• **TASK TO CARRY OUT**
The listing beneath should be written out in full, exactly as shown.

----------------

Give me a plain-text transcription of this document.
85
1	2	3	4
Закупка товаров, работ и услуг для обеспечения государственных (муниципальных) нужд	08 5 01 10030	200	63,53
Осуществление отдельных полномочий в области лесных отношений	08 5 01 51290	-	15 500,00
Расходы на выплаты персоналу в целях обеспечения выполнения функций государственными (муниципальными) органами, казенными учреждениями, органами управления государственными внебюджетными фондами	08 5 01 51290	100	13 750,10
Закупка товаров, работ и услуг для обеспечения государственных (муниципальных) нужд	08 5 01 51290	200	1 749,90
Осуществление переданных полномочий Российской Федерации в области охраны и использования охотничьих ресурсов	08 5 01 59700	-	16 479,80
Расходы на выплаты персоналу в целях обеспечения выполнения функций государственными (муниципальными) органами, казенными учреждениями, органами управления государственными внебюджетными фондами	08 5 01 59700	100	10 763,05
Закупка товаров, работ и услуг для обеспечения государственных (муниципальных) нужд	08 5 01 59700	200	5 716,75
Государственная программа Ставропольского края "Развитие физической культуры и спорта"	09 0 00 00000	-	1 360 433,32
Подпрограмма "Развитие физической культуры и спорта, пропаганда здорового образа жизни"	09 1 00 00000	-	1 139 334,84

----------------

• **EXERCISE OUTPUT**
Give me a plain-text transcription of this document.
85
1	2	3	4
Закупка товаров, работ и услуг для обеспечения государственных (муниципальных) нужд	08 5 01 10030	200	63,53
Осуществление отдельных полномочий в области лесных отношений	08 5 01 51290	-	15 500,00
Расходы на выплаты персоналу в целях обеспечения выполнения функций государственными (муниципальными) органами, казенными учреждениями, органами управления государственными внебюджетными фондами	08 5 01 51290	100	13 750,10
Закупка товаров, работ и услуг для обеспечения государственных (муниципальных) нужд	08 5 01 51290	200	1 749,90
Осуществление переданных полномочий Российской Федерации в области охраны и использования охотничьих ресурсов	08 5 01 59700	-	16 479,80
Расходы на выплаты персоналу в целях обеспечения выполнения функций государственными (муниципальными) органами, казенными учреждениями, органами управления государственными внебюджетными фондами	08 5 01 59700	100	10 763,05
Закупка товаров, работ и услуг для обеспечения государственных (муниципальных) нужд	08 5 01 59700	200	5 716,75
Государственная программа Ставропольского края "Развитие физической культуры и спорта"	09 0 00 00000	-	1 360 433,32
Подпрограмма "Развитие физической культуры и спорта, пропаганда здорового образа жизни"	09 1 00 00000	-	1 139 334,84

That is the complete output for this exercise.